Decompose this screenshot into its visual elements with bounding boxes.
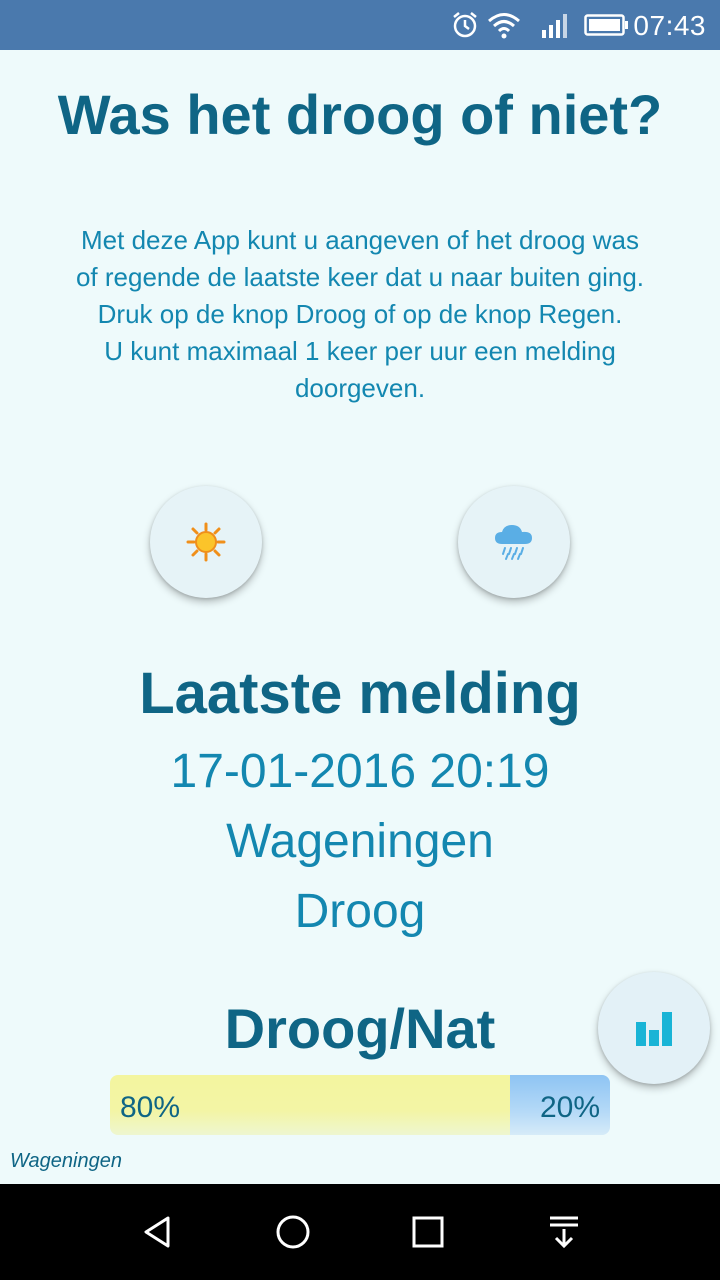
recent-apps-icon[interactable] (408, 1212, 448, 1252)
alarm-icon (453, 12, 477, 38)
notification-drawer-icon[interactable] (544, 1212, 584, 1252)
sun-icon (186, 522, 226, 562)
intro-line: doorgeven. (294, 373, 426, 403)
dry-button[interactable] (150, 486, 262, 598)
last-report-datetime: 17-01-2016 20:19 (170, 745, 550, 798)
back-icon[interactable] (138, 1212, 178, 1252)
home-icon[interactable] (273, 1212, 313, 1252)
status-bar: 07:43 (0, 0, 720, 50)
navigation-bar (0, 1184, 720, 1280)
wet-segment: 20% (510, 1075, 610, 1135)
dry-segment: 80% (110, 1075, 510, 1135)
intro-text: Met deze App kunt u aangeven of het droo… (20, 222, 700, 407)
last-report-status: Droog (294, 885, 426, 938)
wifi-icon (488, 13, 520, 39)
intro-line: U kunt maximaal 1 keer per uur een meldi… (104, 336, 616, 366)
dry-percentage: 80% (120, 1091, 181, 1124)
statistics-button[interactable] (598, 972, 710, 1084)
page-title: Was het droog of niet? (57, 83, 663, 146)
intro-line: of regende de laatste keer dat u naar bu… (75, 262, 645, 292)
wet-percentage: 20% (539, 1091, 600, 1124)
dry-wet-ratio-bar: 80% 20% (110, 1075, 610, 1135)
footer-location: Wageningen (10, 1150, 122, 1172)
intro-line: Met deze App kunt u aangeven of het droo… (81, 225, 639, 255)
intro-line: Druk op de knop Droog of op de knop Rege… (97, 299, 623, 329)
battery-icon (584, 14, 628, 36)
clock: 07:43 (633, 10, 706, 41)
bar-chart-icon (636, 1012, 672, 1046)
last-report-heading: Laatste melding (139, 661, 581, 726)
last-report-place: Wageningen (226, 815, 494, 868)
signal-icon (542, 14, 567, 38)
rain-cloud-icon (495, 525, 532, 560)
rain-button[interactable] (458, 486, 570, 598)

■ ■ ■

GOAL:
Reproduce the rows between the one holding "recent-apps-icon[interactable] (408, 1212, 448, 1252)" and the one holding "statistics-button[interactable] (598, 972, 710, 1084)", inclusive, character for character.

ANSWER:
recent-apps-icon[interactable] (408, 1212, 448, 1252)
alarm-icon (453, 12, 477, 38)
notification-drawer-icon[interactable] (544, 1212, 584, 1252)
sun-icon (186, 522, 226, 562)
intro-line: doorgeven. (294, 373, 426, 403)
dry-button[interactable] (150, 486, 262, 598)
last-report-datetime: 17-01-2016 20:19 (170, 745, 550, 798)
back-icon[interactable] (138, 1212, 178, 1252)
home-icon[interactable] (273, 1212, 313, 1252)
status-bar: 07:43 (0, 0, 720, 50)
navigation-bar (0, 1184, 720, 1280)
wet-segment: 20% (510, 1075, 610, 1135)
dry-segment: 80% (110, 1075, 510, 1135)
intro-text: Met deze App kunt u aangeven of het droo… (20, 222, 700, 407)
last-report-status: Droog (294, 885, 426, 938)
wifi-icon (488, 13, 520, 39)
intro-line: U kunt maximaal 1 keer per uur een meldi… (104, 336, 616, 366)
dry-percentage: 80% (120, 1091, 181, 1124)
statistics-button[interactable] (598, 972, 710, 1084)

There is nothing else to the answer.